WORK TO BE COMPLETED: Repeat all entries exactly.
─── DATA LISTING
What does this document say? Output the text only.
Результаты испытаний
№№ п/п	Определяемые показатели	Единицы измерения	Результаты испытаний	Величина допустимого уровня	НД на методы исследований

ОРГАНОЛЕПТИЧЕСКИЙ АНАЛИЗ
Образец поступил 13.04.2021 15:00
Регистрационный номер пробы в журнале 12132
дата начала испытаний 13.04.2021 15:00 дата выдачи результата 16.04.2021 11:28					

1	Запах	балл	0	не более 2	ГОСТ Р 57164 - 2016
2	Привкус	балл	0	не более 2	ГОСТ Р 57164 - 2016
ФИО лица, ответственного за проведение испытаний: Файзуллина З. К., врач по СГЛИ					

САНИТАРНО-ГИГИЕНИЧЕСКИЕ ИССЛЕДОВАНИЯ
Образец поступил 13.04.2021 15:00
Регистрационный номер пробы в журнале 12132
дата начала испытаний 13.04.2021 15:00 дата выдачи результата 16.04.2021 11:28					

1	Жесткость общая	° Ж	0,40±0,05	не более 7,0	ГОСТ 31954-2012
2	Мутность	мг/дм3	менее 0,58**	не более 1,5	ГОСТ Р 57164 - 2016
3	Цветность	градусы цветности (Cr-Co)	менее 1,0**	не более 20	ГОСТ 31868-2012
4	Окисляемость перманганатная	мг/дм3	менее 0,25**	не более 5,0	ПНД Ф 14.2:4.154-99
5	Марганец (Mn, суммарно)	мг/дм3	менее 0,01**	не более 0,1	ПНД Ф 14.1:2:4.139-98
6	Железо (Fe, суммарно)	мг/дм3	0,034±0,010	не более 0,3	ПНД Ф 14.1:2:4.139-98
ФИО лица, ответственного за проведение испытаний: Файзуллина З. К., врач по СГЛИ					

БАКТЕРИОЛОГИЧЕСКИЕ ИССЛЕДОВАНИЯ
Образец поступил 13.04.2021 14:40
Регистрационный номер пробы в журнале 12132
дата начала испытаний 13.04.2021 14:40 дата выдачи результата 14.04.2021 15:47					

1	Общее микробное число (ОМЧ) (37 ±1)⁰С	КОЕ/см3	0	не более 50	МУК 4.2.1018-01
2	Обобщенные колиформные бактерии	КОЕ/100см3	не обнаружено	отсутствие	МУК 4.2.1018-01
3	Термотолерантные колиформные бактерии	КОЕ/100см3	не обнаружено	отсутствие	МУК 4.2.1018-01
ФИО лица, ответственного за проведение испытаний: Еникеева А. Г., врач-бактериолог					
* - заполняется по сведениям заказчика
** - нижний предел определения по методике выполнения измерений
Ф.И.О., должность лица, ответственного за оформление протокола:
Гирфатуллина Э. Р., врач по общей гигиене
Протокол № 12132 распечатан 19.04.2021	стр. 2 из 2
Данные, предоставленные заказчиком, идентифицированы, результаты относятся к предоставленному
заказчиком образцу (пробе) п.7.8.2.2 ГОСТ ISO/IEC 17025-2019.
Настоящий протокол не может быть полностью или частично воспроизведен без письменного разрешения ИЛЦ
──────
TASK ANSWER:
What does this document say? Output the text only.
Результаты испытаний
№№ п/п	Определяемые показатели	Единицы измерения	Результаты испытаний	Величина допустимого уровня	НД на методы исследований

ОРГАНОЛЕПТИЧЕСКИЙ АНАЛИЗ
Образец поступил 13.04.2021 15:00
Регистрационный номер пробы в журнале 12132
дата начала испытаний 13.04.2021 15:00 дата выдачи результата 16.04.2021 11:28					

1	Запах	балл	0	не более 2	ГОСТ Р 57164 - 2016
2	Привкус	балл	0	не более 2	ГОСТ Р 57164 - 2016
ФИО лица, ответственного за проведение испытаний: Файзуллина З. К., врач по СГЛИ					

САНИТАРНО-ГИГИЕНИЧЕСКИЕ ИССЛЕДОВАНИЯ
Образец поступил 13.04.2021 15:00
Регистрационный номер пробы в журнале 12132
дата начала испытаний 13.04.2021 15:00 дата выдачи результата 16.04.2021 11:28					

1	Жесткость общая	° Ж	0,40±0,05	не более 7,0	ГОСТ 31954-2012
2	Мутность	мг/дм3	менее 0,58**	не более 1,5	ГОСТ Р 57164 - 2016
3	Цветность	градусы цветности (Cr-Co)	менее 1,0**	не более 20	ГОСТ 31868-2012
4	Окисляемость перманганатная	мг/дм3	менее 0,25**	не более 5,0	ПНД Ф 14.2:4.154-99
5	Марганец (Mn, суммарно)	мг/дм3	менее 0,01**	не более 0,1	ПНД Ф 14.1:2:4.139-98
6	Железо (Fe, суммарно)	мг/дм3	0,034±0,010	не более 0,3	ПНД Ф 14.1:2:4.139-98
ФИО лица, ответственного за проведение испытаний: Файзуллина З. К., врач по СГЛИ					

БАКТЕРИОЛОГИЧЕСКИЕ ИССЛЕДОВАНИЯ
Образец поступил 13.04.2021 14:40
Регистрационный номер пробы в журнале 12132
дата начала испытаний 13.04.2021 14:40 дата выдачи результата 14.04.2021 15:47					

1	Общее микробное число (ОМЧ) (37 ±1)⁰С	КОЕ/см3	0	не более 50	МУК 4.2.1018-01
2	Обобщенные колиформные бактерии	КОЕ/100см3	не обнаружено	отсутствие	МУК 4.2.1018-01
3	Термотолерантные колиформные бактерии	КОЕ/100см3	не обнаружено	отсутствие	МУК 4.2.1018-01
ФИО лица, ответственного за проведение испытаний: Еникеева А. Г., врач-бактериолог					
* - заполняется по сведениям заказчика
** - нижний предел определения по методике выполнения измерений
Ф.И.О., должность лица, ответственного за оформление протокола:
Гирфатуллина Э. Р., врач по общей гигиене
Протокол № 12132 распечатан 19.04.2021	стр. 2 из 2
Данные, предоставленные заказчиком, идентифицированы, результаты относятся к предоставленному
заказчиком образцу (пробе) п.7.8.2.2 ГОСТ ISO/IEC 17025-2019.
Настоящий протокол не может быть полностью или частично воспроизведен без письменного разрешения ИЛЦ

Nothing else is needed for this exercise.